• TO DO:
Copy every line that mentions the word "ylabel".

[Records that describe figures]
--------------------

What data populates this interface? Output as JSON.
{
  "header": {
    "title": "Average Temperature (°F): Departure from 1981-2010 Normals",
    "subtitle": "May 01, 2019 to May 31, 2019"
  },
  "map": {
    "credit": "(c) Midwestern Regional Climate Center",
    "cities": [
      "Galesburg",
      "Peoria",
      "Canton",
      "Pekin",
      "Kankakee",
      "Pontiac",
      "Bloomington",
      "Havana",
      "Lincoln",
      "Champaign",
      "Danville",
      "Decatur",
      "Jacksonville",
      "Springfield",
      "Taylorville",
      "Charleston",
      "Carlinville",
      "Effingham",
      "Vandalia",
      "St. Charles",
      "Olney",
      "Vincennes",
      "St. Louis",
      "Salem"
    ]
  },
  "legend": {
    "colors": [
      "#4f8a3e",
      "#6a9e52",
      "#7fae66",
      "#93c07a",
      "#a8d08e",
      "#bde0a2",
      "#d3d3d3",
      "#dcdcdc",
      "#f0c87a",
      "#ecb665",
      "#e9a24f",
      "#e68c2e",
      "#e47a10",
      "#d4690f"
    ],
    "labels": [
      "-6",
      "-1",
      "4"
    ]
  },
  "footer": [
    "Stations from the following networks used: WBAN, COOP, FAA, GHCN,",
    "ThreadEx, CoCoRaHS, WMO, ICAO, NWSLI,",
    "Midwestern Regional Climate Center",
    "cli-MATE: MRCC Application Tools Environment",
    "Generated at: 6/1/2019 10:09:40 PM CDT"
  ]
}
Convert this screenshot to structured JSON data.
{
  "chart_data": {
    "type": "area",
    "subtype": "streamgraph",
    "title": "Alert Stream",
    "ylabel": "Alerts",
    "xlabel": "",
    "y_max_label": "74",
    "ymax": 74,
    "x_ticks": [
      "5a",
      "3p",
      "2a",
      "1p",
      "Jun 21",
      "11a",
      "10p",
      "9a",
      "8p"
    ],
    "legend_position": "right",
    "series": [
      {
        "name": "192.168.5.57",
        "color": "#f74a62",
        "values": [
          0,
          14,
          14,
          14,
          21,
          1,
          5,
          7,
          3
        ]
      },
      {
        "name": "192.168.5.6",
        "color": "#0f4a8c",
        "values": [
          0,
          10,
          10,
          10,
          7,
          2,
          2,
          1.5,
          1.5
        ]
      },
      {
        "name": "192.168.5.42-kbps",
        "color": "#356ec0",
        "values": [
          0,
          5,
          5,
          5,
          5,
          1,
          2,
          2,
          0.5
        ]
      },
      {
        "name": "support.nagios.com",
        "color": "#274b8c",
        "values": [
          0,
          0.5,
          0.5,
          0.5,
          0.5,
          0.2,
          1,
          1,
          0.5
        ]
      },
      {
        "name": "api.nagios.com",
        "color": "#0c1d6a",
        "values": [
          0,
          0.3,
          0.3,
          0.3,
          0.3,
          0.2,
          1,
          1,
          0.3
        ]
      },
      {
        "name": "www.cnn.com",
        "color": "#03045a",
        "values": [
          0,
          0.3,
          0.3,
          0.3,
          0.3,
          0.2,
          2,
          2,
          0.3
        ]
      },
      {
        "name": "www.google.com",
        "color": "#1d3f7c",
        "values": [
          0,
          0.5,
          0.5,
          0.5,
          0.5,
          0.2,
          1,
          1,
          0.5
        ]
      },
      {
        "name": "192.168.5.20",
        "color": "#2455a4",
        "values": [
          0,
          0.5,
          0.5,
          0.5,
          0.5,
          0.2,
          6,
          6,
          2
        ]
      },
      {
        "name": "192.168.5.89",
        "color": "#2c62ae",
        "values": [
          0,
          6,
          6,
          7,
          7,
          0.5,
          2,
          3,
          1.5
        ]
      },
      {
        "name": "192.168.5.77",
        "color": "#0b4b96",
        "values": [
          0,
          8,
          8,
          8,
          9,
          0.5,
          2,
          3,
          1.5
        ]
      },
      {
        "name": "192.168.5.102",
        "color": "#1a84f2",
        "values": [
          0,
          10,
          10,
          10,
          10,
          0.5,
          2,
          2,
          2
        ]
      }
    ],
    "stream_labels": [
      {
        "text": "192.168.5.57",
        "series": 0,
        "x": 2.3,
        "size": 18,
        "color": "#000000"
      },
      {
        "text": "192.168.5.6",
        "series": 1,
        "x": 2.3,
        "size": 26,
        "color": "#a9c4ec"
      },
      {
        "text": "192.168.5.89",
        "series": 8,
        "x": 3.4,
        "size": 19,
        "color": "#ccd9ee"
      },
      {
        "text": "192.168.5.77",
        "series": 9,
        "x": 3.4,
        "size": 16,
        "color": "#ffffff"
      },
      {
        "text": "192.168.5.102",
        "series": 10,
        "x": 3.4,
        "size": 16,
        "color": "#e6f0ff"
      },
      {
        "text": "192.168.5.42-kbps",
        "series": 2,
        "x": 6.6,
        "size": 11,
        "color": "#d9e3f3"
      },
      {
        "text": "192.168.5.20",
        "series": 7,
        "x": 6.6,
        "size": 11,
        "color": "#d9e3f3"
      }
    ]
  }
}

--------------------

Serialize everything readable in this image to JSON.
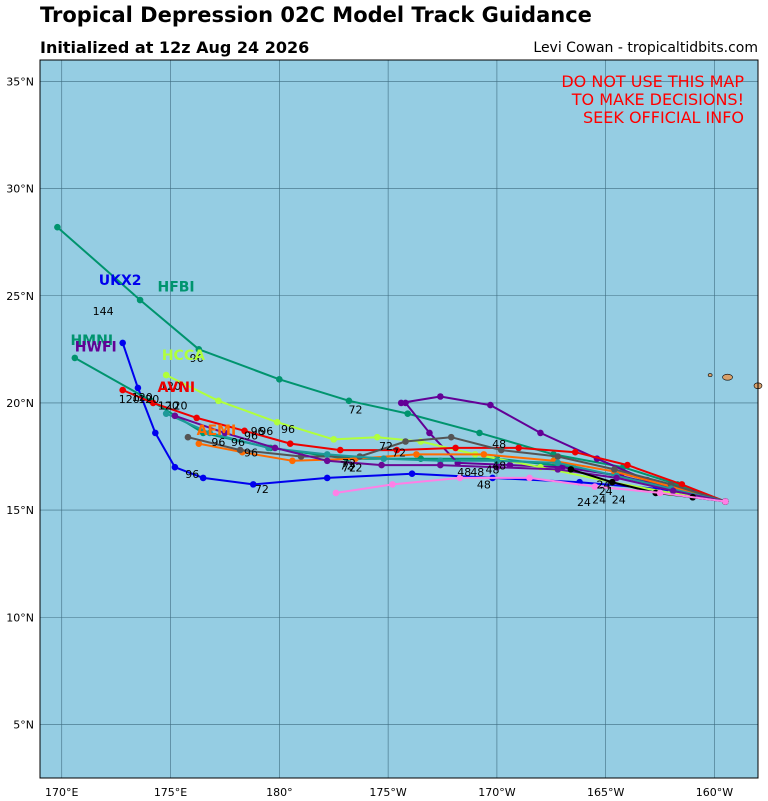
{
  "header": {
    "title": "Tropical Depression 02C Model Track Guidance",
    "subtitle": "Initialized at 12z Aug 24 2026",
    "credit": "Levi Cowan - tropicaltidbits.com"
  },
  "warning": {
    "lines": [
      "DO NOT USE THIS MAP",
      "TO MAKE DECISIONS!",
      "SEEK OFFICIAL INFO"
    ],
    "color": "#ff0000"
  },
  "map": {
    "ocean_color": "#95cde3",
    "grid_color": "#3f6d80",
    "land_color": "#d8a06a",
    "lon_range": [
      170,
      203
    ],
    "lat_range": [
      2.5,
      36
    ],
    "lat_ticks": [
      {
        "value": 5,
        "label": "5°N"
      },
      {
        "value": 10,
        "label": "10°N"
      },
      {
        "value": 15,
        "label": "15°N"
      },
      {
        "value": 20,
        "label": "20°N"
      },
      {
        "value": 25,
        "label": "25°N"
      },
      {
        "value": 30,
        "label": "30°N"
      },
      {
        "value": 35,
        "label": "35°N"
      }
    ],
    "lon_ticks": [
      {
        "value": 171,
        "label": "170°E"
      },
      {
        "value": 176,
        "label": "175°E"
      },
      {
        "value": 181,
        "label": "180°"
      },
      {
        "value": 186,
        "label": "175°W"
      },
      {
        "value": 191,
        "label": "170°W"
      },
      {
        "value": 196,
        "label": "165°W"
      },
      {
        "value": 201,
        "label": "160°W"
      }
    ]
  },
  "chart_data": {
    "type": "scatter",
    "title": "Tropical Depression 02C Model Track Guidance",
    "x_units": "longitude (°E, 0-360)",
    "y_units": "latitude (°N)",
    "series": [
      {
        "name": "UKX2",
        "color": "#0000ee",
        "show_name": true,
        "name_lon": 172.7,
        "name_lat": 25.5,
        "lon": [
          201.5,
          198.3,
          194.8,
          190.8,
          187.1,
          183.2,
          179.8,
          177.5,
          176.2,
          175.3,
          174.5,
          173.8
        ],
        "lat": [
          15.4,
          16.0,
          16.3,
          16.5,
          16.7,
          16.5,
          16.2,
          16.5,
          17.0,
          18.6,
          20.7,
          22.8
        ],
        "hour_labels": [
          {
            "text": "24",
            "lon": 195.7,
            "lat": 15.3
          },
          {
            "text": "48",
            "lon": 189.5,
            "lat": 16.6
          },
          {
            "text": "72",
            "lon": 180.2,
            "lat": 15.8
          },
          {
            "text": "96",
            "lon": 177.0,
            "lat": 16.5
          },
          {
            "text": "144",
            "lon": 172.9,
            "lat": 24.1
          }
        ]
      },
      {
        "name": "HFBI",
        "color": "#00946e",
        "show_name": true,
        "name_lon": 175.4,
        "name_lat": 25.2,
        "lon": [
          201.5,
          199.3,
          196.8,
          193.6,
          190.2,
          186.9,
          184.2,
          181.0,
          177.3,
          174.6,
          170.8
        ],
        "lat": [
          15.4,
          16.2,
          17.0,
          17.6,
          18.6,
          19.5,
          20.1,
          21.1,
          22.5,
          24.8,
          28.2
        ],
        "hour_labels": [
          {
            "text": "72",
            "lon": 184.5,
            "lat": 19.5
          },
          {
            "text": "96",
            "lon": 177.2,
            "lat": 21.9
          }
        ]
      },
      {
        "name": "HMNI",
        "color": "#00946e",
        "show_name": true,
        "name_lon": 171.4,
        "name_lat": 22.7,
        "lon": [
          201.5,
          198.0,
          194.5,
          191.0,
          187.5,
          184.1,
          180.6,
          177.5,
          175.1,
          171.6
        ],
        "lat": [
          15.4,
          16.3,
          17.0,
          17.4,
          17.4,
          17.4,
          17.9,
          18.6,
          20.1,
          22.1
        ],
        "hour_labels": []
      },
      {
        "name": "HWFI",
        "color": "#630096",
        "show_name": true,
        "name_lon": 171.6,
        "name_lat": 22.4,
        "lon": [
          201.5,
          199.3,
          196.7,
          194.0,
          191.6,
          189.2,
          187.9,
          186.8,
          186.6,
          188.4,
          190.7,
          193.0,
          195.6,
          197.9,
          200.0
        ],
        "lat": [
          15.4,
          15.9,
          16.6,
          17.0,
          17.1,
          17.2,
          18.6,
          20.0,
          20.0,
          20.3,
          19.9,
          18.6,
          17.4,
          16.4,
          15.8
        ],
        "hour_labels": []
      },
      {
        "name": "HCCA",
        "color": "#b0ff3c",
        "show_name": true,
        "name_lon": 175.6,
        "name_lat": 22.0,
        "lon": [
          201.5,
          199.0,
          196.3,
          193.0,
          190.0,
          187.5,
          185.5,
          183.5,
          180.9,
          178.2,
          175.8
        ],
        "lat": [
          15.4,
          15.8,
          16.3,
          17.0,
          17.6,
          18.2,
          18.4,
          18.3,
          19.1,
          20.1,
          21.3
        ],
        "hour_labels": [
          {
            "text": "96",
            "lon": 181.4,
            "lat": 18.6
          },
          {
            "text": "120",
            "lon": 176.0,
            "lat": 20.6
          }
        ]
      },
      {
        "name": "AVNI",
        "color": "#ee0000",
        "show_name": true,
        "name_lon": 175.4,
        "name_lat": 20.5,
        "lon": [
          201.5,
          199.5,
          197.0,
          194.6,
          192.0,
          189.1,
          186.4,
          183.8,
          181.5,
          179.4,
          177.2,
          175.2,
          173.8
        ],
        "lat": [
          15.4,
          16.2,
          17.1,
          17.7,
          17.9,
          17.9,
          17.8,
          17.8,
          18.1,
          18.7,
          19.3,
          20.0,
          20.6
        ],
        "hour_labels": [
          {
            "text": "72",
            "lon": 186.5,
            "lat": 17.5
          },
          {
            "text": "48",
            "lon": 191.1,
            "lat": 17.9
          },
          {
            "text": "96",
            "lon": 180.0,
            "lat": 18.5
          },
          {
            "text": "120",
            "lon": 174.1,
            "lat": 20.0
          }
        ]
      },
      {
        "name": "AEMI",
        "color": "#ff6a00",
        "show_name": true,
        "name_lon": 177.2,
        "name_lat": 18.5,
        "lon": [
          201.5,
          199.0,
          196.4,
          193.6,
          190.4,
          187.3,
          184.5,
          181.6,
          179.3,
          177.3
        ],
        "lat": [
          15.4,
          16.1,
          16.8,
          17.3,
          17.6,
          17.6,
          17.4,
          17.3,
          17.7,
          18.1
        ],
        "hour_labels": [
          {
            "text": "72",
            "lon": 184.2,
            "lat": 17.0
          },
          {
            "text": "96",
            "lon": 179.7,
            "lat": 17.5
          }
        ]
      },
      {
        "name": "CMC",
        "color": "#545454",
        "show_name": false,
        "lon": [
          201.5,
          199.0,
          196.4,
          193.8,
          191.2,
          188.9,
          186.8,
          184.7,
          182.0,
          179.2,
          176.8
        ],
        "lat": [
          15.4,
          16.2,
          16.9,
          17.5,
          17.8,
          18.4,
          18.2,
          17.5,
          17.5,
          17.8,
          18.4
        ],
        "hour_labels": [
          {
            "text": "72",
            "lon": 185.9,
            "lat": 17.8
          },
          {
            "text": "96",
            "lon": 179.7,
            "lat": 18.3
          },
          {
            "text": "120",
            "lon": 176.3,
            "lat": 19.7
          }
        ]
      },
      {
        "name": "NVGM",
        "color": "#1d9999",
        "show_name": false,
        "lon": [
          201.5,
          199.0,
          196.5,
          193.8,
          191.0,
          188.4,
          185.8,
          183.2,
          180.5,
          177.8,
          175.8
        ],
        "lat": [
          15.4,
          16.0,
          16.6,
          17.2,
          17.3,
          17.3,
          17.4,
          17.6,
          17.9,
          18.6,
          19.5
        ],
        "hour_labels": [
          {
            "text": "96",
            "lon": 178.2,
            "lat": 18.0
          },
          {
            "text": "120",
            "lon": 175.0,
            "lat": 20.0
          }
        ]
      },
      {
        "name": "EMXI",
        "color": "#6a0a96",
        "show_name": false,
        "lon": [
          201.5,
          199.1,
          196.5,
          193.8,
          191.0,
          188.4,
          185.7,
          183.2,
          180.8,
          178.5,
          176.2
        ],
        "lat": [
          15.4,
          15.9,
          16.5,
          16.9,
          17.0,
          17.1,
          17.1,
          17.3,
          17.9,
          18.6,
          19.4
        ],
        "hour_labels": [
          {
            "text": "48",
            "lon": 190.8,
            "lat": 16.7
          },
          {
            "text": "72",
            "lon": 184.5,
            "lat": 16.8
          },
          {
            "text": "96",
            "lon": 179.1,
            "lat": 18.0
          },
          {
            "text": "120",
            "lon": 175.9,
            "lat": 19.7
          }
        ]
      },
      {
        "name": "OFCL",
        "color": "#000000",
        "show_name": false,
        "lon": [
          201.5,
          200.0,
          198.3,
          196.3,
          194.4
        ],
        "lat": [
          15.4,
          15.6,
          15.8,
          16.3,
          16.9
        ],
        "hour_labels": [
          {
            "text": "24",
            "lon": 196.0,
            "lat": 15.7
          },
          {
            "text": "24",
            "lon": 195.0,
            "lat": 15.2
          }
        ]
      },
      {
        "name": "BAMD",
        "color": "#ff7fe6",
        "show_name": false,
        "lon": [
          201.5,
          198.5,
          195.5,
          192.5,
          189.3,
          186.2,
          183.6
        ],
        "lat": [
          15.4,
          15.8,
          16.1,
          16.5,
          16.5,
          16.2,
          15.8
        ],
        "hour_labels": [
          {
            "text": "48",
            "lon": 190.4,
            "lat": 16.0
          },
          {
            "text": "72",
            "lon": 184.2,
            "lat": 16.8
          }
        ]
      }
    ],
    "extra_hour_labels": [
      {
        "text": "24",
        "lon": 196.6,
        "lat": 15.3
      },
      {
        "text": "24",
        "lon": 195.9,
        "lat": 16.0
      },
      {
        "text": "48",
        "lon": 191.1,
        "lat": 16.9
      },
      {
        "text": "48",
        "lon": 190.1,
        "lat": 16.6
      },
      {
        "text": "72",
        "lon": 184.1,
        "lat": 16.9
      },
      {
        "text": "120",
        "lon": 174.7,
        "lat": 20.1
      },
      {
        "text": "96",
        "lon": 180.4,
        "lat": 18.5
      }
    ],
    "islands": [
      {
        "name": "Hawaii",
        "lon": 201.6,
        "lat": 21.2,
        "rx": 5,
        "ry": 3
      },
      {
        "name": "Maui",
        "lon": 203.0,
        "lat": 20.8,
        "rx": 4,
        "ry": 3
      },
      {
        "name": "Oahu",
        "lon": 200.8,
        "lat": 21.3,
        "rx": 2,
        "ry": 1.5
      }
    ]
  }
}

--------------------

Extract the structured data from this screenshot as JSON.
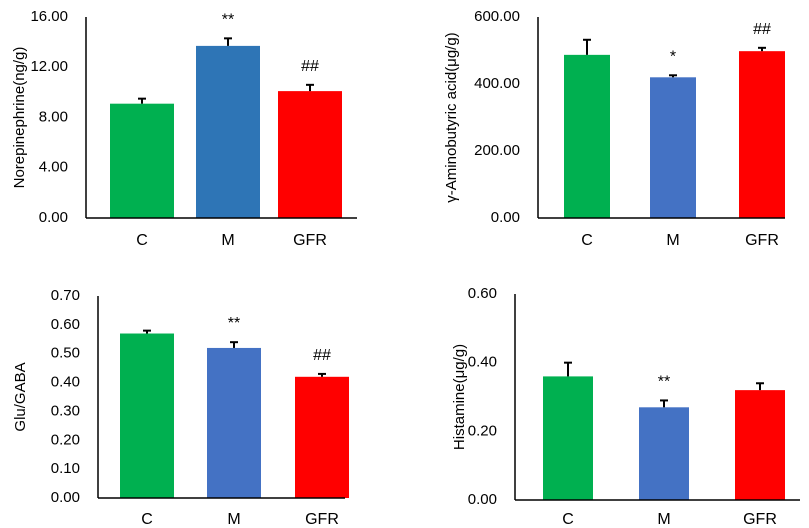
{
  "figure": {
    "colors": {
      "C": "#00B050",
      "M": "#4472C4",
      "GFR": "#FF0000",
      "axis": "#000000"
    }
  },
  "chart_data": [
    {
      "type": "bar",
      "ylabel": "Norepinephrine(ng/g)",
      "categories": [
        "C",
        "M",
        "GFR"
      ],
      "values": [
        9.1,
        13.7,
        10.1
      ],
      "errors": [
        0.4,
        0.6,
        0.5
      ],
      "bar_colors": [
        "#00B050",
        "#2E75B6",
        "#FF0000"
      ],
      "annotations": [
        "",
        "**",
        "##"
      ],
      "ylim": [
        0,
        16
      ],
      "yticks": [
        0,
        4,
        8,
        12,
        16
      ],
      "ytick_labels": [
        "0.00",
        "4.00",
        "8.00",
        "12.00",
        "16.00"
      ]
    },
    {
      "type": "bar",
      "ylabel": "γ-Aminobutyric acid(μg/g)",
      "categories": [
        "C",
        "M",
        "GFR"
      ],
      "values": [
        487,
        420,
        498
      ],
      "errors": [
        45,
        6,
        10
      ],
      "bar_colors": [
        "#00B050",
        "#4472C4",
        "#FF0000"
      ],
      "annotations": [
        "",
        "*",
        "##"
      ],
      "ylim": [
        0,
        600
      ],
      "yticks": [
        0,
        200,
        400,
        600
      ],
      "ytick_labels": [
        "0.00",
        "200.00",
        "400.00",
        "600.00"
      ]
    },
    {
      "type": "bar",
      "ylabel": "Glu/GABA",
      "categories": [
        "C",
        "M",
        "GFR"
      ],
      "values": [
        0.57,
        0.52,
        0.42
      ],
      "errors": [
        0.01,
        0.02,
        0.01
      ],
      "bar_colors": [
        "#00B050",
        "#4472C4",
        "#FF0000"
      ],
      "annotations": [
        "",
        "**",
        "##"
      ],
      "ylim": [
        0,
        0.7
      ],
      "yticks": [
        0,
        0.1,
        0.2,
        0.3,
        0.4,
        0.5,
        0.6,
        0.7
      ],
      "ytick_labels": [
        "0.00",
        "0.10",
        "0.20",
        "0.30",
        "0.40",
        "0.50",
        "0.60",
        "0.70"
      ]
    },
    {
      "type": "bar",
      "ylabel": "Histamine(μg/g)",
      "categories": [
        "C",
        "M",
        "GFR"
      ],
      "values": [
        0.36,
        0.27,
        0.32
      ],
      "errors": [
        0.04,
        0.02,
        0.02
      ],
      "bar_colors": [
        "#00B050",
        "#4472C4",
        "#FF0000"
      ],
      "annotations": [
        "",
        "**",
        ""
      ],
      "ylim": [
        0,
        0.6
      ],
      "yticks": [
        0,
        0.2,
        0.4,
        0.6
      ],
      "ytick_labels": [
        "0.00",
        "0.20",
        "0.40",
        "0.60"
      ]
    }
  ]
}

--------------------

• RESPONSE:
    "ylabel": "Alerts",
      "ylabel": "Norepinephrine(ng/g)",
      "ylabel": "γ-Aminobutyric acid(μg/g)",
      "ylabel": "Glu/GABA",
      "ylabel": "Histamine(μg/g)",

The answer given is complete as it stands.